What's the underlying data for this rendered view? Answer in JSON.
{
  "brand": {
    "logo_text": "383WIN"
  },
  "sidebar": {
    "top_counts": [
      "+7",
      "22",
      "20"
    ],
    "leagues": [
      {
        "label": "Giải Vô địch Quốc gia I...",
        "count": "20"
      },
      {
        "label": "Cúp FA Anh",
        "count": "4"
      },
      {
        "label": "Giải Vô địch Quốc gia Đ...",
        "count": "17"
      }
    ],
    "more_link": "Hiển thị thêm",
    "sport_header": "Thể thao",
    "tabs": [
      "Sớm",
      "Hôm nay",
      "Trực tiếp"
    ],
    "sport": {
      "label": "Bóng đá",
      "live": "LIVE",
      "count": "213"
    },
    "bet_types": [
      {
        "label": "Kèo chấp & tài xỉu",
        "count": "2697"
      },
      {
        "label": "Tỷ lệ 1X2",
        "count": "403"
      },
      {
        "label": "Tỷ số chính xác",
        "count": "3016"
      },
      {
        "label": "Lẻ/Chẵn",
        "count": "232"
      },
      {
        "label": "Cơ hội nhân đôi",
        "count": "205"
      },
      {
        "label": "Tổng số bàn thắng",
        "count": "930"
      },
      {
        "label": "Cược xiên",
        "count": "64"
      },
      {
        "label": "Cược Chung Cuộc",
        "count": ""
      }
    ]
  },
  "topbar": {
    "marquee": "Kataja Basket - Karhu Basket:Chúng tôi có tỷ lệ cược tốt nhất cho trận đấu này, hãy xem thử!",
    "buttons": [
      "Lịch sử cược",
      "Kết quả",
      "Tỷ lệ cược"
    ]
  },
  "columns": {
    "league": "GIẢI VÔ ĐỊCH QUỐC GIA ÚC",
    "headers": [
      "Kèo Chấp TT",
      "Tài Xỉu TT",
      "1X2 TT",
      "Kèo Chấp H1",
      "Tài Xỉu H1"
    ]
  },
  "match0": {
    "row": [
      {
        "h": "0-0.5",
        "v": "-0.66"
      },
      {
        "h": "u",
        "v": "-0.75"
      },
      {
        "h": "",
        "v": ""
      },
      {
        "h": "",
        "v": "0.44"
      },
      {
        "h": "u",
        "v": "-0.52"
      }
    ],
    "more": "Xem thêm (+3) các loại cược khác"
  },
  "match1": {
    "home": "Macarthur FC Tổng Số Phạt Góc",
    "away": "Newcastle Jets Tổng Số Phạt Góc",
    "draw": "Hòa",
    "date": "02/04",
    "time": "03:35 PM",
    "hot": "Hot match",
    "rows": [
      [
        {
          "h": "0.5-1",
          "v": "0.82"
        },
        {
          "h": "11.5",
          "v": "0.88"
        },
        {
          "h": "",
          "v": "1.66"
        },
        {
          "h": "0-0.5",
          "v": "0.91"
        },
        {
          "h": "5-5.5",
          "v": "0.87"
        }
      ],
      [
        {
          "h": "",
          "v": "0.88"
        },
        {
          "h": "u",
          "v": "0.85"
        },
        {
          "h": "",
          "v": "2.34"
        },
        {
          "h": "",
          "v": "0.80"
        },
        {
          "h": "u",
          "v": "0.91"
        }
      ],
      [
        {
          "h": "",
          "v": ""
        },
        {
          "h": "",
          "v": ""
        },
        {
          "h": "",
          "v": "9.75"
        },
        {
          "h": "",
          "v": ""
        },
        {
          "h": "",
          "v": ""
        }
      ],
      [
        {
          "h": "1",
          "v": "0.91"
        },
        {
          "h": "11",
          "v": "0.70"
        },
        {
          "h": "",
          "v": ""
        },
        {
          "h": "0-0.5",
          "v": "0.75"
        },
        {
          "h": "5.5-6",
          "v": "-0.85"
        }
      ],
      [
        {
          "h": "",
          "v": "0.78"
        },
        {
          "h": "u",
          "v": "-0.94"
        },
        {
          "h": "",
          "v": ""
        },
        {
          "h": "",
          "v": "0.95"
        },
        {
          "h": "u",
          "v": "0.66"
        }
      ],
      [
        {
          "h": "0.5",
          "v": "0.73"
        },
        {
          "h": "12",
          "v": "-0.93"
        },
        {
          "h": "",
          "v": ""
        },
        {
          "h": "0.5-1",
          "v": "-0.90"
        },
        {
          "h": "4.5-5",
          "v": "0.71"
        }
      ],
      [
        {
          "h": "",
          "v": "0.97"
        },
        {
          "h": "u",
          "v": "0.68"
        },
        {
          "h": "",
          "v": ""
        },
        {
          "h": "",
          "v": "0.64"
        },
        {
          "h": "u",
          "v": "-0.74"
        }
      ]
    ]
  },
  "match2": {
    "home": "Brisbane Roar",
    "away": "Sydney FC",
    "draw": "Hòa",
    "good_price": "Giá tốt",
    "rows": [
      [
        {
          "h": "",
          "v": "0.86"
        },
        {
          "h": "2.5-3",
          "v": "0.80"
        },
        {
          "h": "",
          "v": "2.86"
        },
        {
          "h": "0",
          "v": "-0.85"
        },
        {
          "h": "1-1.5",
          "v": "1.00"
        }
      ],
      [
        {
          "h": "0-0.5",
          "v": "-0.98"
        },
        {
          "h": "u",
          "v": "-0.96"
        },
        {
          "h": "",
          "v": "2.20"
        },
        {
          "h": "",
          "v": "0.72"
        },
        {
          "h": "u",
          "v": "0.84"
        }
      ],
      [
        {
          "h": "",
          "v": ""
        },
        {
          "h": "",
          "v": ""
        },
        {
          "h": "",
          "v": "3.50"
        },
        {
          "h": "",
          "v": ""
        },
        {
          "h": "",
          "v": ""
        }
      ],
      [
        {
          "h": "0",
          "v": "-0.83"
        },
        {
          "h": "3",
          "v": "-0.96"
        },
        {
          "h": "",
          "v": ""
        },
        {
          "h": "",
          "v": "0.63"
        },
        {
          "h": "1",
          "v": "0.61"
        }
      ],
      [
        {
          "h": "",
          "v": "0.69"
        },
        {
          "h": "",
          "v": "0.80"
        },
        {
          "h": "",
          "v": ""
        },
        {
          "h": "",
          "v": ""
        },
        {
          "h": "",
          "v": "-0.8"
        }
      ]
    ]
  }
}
★ ★ ★ ★
◆ **WORK TO DO**
Copy all the lines, exactly.

◆ **SOLUTION TO THE PROBLEM**
What's the underlying data for this rendered view? Answer in JSON.
{
  "brand": {
    "logo_text": "383WIN"
  },
  "sidebar": {
    "top_counts": [
      "+7",
      "22",
      "20"
    ],
    "leagues": [
      {
        "label": "Giải Vô địch Quốc gia I...",
        "count": "20"
      },
      {
        "label": "Cúp FA Anh",
        "count": "4"
      },
      {
        "label": "Giải Vô địch Quốc gia Đ...",
        "count": "17"
      }
    ],
    "more_link": "Hiển thị thêm",
    "sport_header": "Thể thao",
    "tabs": [
      "Sớm",
      "Hôm nay",
      "Trực tiếp"
    ],
    "sport": {
      "label": "Bóng đá",
      "live": "LIVE",
      "count": "213"
    },
    "bet_types": [
      {
        "label": "Kèo chấp & tài xỉu",
        "count": "2697"
      },
      {
        "label": "Tỷ lệ 1X2",
        "count": "403"
      },
      {
        "label": "Tỷ số chính xác",
        "count": "3016"
      },
      {
        "label": "Lẻ/Chẵn",
        "count": "232"
      },
      {
        "label": "Cơ hội nhân đôi",
        "count": "205"
      },
      {
        "label": "Tổng số bàn thắng",
        "count": "930"
      },
      {
        "label": "Cược xiên",
        "count": "64"
      },
      {
        "label": "Cược Chung Cuộc",
        "count": ""
      }
    ]
  },
  "topbar": {
    "marquee": "Kataja Basket - Karhu Basket:Chúng tôi có tỷ lệ cược tốt nhất cho trận đấu này, hãy xem thử!",
    "buttons": [
      "Lịch sử cược",
      "Kết quả",
      "Tỷ lệ cược"
    ]
  },
  "columns": {
    "league": "GIẢI VÔ ĐỊCH QUỐC GIA ÚC",
    "headers": [
      "Kèo Chấp TT",
      "Tài Xỉu TT",
      "1X2 TT",
      "Kèo Chấp H1",
      "Tài Xỉu H1"
    ]
  },
  "match0": {
    "row": [
      {
        "h": "0-0.5",
        "v": "-0.66"
      },
      {
        "h": "u",
        "v": "-0.75"
      },
      {
        "h": "",
        "v": ""
      },
      {
        "h": "",
        "v": "0.44"
      },
      {
        "h": "u",
        "v": "-0.52"
      }
    ],
    "more": "Xem thêm (+3) các loại cược khác"
  },
  "match1": {
    "home": "Macarthur FC Tổng Số Phạt Góc",
    "away": "Newcastle Jets Tổng Số Phạt Góc",
    "draw": "Hòa",
    "date": "02/04",
    "time": "03:35 PM",
    "hot": "Hot match",
    "rows": [
      [
        {
          "h": "0.5-1",
          "v": "0.82"
        },
        {
          "h": "11.5",
          "v": "0.88"
        },
        {
          "h": "",
          "v": "1.66"
        },
        {
          "h": "0-0.5",
          "v": "0.91"
        },
        {
          "h": "5-5.5",
          "v": "0.87"
        }
      ],
      [
        {
          "h": "",
          "v": "0.88"
        },
        {
          "h": "u",
          "v": "0.85"
        },
        {
          "h": "",
          "v": "2.34"
        },
        {
          "h": "",
          "v": "0.80"
        },
        {
          "h": "u",
          "v": "0.91"
        }
      ],
      [
        {
          "h": "",
          "v": ""
        },
        {
          "h": "",
          "v": ""
        },
        {
          "h": "",
          "v": "9.75"
        },
        {
          "h": "",
          "v": ""
        },
        {
          "h": "",
          "v": ""
        }
      ],
      [
        {
          "h": "1",
          "v": "0.91"
        },
        {
          "h": "11",
          "v": "0.70"
        },
        {
          "h": "",
          "v": ""
        },
        {
          "h": "0-0.5",
          "v": "0.75"
        },
        {
          "h": "5.5-6",
          "v": "-0.85"
        }
      ],
      [
        {
          "h": "",
          "v": "0.78"
        },
        {
          "h": "u",
          "v": "-0.94"
        },
        {
          "h": "",
          "v": ""
        },
        {
          "h": "",
          "v": "0.95"
        },
        {
          "h": "u",
          "v": "0.66"
        }
      ],
      [
        {
          "h": "0.5",
          "v": "0.73"
        },
        {
          "h": "12",
          "v": "-0.93"
        },
        {
          "h": "",
          "v": ""
        },
        {
          "h": "0.5-1",
          "v": "-0.90"
        },
        {
          "h": "4.5-5",
          "v": "0.71"
        }
      ],
      [
        {
          "h": "",
          "v": "0.97"
        },
        {
          "h": "u",
          "v": "0.68"
        },
        {
          "h": "",
          "v": ""
        },
        {
          "h": "",
          "v": "0.64"
        },
        {
          "h": "u",
          "v": "-0.74"
        }
      ]
    ]
  },
  "match2": {
    "home": "Brisbane Roar",
    "away": "Sydney FC",
    "draw": "Hòa",
    "good_price": "Giá tốt",
    "rows": [
      [
        {
          "h": "",
          "v": "0.86"
        },
        {
          "h": "2.5-3",
          "v": "0.80"
        },
        {
          "h": "",
          "v": "2.86"
        },
        {
          "h": "0",
          "v": "-0.85"
        },
        {
          "h": "1-1.5",
          "v": "1.00"
        }
      ],
      [
        {
          "h": "0-0.5",
          "v": "-0.98"
        },
        {
          "h": "u",
          "v": "-0.96"
        },
        {
          "h": "",
          "v": "2.20"
        },
        {
          "h": "",
          "v": "0.72"
        },
        {
          "h": "u",
          "v": "0.84"
        }
      ],
      [
        {
          "h": "",
          "v": ""
        },
        {
          "h": "",
          "v": ""
        },
        {
          "h": "",
          "v": "3.50"
        },
        {
          "h": "",
          "v": ""
        },
        {
          "h": "",
          "v": ""
        }
      ],
      [
        {
          "h": "0",
          "v": "-0.83"
        },
        {
          "h": "3",
          "v": "-0.96"
        },
        {
          "h": "",
          "v": ""
        },
        {
          "h": "",
          "v": "0.63"
        },
        {
          "h": "1",
          "v": "0.61"
        }
      ],
      [
        {
          "h": "",
          "v": "0.69"
        },
        {
          "h": "",
          "v": "0.80"
        },
        {
          "h": "",
          "v": ""
        },
        {
          "h": "",
          "v": ""
        },
        {
          "h": "",
          "v": "-0.8"
        }
      ]
    ]
  }
}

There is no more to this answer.